begin Exercise inputs

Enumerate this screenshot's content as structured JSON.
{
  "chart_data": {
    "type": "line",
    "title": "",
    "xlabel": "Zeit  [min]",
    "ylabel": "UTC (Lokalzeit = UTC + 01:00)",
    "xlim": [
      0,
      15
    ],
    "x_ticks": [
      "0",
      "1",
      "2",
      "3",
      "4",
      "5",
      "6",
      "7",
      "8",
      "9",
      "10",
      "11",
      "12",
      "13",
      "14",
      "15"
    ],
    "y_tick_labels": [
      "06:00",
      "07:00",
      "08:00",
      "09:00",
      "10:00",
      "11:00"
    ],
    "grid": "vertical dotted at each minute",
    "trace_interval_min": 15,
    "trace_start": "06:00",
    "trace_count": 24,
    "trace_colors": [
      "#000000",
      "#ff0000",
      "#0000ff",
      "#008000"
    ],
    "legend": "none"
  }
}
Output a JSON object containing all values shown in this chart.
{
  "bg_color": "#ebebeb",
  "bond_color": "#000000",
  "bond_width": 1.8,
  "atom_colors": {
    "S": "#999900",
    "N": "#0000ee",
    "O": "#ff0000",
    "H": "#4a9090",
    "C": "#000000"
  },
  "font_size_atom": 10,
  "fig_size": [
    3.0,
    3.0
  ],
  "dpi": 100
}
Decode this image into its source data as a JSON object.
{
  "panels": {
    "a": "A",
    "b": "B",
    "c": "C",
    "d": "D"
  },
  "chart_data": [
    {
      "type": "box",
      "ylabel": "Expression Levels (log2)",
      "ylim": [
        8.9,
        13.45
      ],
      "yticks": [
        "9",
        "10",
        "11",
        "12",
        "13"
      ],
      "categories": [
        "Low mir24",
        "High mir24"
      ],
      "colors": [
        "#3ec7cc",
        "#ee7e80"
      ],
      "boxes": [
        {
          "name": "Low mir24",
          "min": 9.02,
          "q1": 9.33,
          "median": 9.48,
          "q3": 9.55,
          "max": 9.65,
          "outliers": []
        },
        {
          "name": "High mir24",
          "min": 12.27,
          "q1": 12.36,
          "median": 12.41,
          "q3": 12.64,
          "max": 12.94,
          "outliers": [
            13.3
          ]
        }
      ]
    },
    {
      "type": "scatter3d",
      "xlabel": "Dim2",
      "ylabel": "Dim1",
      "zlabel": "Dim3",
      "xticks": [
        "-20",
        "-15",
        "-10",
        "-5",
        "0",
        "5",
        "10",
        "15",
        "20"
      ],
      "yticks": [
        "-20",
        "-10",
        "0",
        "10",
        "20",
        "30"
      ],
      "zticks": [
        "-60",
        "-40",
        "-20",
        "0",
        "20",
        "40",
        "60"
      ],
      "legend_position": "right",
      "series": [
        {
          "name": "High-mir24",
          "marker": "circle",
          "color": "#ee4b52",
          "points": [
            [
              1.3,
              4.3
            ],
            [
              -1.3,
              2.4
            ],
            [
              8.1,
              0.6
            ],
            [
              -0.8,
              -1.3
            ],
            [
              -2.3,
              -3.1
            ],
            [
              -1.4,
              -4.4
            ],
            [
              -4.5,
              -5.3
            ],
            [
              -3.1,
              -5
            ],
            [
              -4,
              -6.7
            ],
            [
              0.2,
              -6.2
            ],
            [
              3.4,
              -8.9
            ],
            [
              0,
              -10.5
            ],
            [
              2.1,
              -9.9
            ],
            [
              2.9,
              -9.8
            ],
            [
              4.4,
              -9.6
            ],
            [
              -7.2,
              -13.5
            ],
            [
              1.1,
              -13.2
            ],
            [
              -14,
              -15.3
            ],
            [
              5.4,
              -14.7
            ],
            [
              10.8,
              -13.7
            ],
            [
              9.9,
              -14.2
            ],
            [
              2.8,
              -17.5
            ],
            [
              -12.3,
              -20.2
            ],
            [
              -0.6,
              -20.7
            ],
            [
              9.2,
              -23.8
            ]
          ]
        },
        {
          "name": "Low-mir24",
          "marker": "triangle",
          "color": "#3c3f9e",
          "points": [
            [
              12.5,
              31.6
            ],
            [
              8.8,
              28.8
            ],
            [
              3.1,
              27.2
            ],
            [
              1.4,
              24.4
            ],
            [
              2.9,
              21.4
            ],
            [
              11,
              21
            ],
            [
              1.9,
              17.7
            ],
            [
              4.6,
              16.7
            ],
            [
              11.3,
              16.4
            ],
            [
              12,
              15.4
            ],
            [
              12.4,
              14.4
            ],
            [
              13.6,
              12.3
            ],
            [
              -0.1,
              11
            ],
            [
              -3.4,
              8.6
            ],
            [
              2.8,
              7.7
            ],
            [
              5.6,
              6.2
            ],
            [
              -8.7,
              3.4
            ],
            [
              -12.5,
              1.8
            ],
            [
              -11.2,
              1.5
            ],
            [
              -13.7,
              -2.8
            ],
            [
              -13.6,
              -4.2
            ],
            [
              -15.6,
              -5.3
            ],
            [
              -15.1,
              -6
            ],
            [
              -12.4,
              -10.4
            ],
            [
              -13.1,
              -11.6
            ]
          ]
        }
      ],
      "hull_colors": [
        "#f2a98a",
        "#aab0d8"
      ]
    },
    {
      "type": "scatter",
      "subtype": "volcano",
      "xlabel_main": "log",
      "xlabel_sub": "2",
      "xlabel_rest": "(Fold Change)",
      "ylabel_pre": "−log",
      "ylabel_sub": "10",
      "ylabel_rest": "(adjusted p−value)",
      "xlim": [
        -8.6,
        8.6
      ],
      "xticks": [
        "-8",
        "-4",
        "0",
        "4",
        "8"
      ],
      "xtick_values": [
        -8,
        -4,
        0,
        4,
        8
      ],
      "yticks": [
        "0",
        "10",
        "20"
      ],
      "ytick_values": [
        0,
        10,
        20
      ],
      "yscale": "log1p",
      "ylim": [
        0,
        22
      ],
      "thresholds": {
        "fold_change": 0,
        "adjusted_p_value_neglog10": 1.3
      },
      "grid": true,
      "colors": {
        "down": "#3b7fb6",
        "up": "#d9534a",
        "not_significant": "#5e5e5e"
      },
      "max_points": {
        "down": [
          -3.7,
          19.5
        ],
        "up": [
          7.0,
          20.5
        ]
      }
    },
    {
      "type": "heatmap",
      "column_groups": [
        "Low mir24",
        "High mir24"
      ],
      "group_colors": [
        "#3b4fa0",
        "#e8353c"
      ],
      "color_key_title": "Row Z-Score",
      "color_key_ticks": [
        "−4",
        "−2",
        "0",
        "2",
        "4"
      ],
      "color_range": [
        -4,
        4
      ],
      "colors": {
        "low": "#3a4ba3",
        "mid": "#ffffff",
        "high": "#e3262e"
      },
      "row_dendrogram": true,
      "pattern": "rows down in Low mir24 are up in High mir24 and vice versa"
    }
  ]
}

end Exercise inputs

§ Problem statement
Your task is to transcribe the listing above in full, exactly as given.

§ Result
Enumerate this screenshot's content as structured JSON.
{
  "chart_data": {
    "type": "line",
    "title": "",
    "xlabel": "Zeit  [min]",
    "ylabel": "UTC (Lokalzeit = UTC + 01:00)",
    "xlim": [
      0,
      15
    ],
    "x_ticks": [
      "0",
      "1",
      "2",
      "3",
      "4",
      "5",
      "6",
      "7",
      "8",
      "9",
      "10",
      "11",
      "12",
      "13",
      "14",
      "15"
    ],
    "y_tick_labels": [
      "06:00",
      "07:00",
      "08:00",
      "09:00",
      "10:00",
      "11:00"
    ],
    "grid": "vertical dotted at each minute",
    "trace_interval_min": 15,
    "trace_start": "06:00",
    "trace_count": 24,
    "trace_colors": [
      "#000000",
      "#ff0000",
      "#0000ff",
      "#008000"
    ],
    "legend": "none"
  }
}
Output a JSON object containing all values shown in this chart.
{
  "bg_color": "#ebebeb",
  "bond_color": "#000000",
  "bond_width": 1.8,
  "atom_colors": {
    "S": "#999900",
    "N": "#0000ee",
    "O": "#ff0000",
    "H": "#4a9090",
    "C": "#000000"
  },
  "font_size_atom": 10,
  "fig_size": [
    3.0,
    3.0
  ],
  "dpi": 100
}
Decode this image into its source data as a JSON object.
{
  "panels": {
    "a": "A",
    "b": "B",
    "c": "C",
    "d": "D"
  },
  "chart_data": [
    {
      "type": "box",
      "ylabel": "Expression Levels (log2)",
      "ylim": [
        8.9,
        13.45
      ],
      "yticks": [
        "9",
        "10",
        "11",
        "12",
        "13"
      ],
      "categories": [
        "Low mir24",
        "High mir24"
      ],
      "colors": [
        "#3ec7cc",
        "#ee7e80"
      ],
      "boxes": [
        {
          "name": "Low mir24",
          "min": 9.02,
          "q1": 9.33,
          "median": 9.48,
          "q3": 9.55,
          "max": 9.65,
          "outliers": []
        },
        {
          "name": "High mir24",
          "min": 12.27,
          "q1": 12.36,
          "median": 12.41,
          "q3": 12.64,
          "max": 12.94,
          "outliers": [
            13.3
          ]
        }
      ]
    },
    {
      "type": "scatter3d",
      "xlabel": "Dim2",
      "ylabel": "Dim1",
      "zlabel": "Dim3",
      "xticks": [
        "-20",
        "-15",
        "-10",
        "-5",
        "0",
        "5",
        "10",
        "15",
        "20"
      ],
      "yticks": [
        "-20",
        "-10",
        "0",
        "10",
        "20",
        "30"
      ],
      "zticks": [
        "-60",
        "-40",
        "-20",
        "0",
        "20",
        "40",
        "60"
      ],
      "legend_position": "right",
      "series": [
        {
          "name": "High-mir24",
          "marker": "circle",
          "color": "#ee4b52",
          "points": [
            [
              1.3,
              4.3
            ],
            [
              -1.3,
              2.4
            ],
            [
              8.1,
              0.6
            ],
            [
              -0.8,
              -1.3
            ],
            [
              -2.3,
              -3.1
            ],
            [
              -1.4,
              -4.4
            ],
            [
              -4.5,
              -5.3
            ],
            [
              -3.1,
              -5
            ],
            [
              -4,
              -6.7
            ],
            [
              0.2,
              -6.2
            ],
            [
              3.4,
              -8.9
            ],
            [
              0,
              -10.5
            ],
            [
              2.1,
              -9.9
            ],
            [
              2.9,
              -9.8
            ],
            [
              4.4,
              -9.6
            ],
            [
              -7.2,
              -13.5
            ],
            [
              1.1,
              -13.2
            ],
            [
              -14,
              -15.3
            ],
            [
              5.4,
              -14.7
            ],
            [
              10.8,
              -13.7
            ],
            [
              9.9,
              -14.2
            ],
            [
              2.8,
              -17.5
            ],
            [
              -12.3,
              -20.2
            ],
            [
              -0.6,
              -20.7
            ],
            [
              9.2,
              -23.8
            ]
          ]
        },
        {
          "name": "Low-mir24",
          "marker": "triangle",
          "color": "#3c3f9e",
          "points": [
            [
              12.5,
              31.6
            ],
            [
              8.8,
              28.8
            ],
            [
              3.1,
              27.2
            ],
            [
              1.4,
              24.4
            ],
            [
              2.9,
              21.4
            ],
            [
              11,
              21
            ],
            [
              1.9,
              17.7
            ],
            [
              4.6,
              16.7
            ],
            [
              11.3,
              16.4
            ],
            [
              12,
              15.4
            ],
            [
              12.4,
              14.4
            ],
            [
              13.6,
              12.3
            ],
            [
              -0.1,
              11
            ],
            [
              -3.4,
              8.6
            ],
            [
              2.8,
              7.7
            ],
            [
              5.6,
              6.2
            ],
            [
              -8.7,
              3.4
            ],
            [
              -12.5,
              1.8
            ],
            [
              -11.2,
              1.5
            ],
            [
              -13.7,
              -2.8
            ],
            [
              -13.6,
              -4.2
            ],
            [
              -15.6,
              -5.3
            ],
            [
              -15.1,
              -6
            ],
            [
              -12.4,
              -10.4
            ],
            [
              -13.1,
              -11.6
            ]
          ]
        }
      ],
      "hull_colors": [
        "#f2a98a",
        "#aab0d8"
      ]
    },
    {
      "type": "scatter",
      "subtype": "volcano",
      "xlabel_main": "log",
      "xlabel_sub": "2",
      "xlabel_rest": "(Fold Change)",
      "ylabel_pre": "−log",
      "ylabel_sub": "10",
      "ylabel_rest": "(adjusted p−value)",
      "xlim": [
        -8.6,
        8.6
      ],
      "xticks": [
        "-8",
        "-4",
        "0",
        "4",
        "8"
      ],
      "xtick_values": [
        -8,
        -4,
        0,
        4,
        8
      ],
      "yticks": [
        "0",
        "10",
        "20"
      ],
      "ytick_values": [
        0,
        10,
        20
      ],
      "yscale": "log1p",
      "ylim": [
        0,
        22
      ],
      "thresholds": {
        "fold_change": 0,
        "adjusted_p_value_neglog10": 1.3
      },
      "grid": true,
      "colors": {
        "down": "#3b7fb6",
        "up": "#d9534a",
        "not_significant": "#5e5e5e"
      },
      "max_points": {
        "down": [
          -3.7,
          19.5
        ],
        "up": [
          7.0,
          20.5
        ]
      }
    },
    {
      "type": "heatmap",
      "column_groups": [
        "Low mir24",
        "High mir24"
      ],
      "group_colors": [
        "#3b4fa0",
        "#e8353c"
      ],
      "color_key_title": "Row Z-Score",
      "color_key_ticks": [
        "−4",
        "−2",
        "0",
        "2",
        "4"
      ],
      "color_range": [
        -4,
        4
      ],
      "colors": {
        "low": "#3a4ba3",
        "mid": "#ffffff",
        "high": "#e3262e"
      },
      "row_dendrogram": true,
      "pattern": "rows down in Low mir24 are up in High mir24 and vice versa"
    }
  ]
}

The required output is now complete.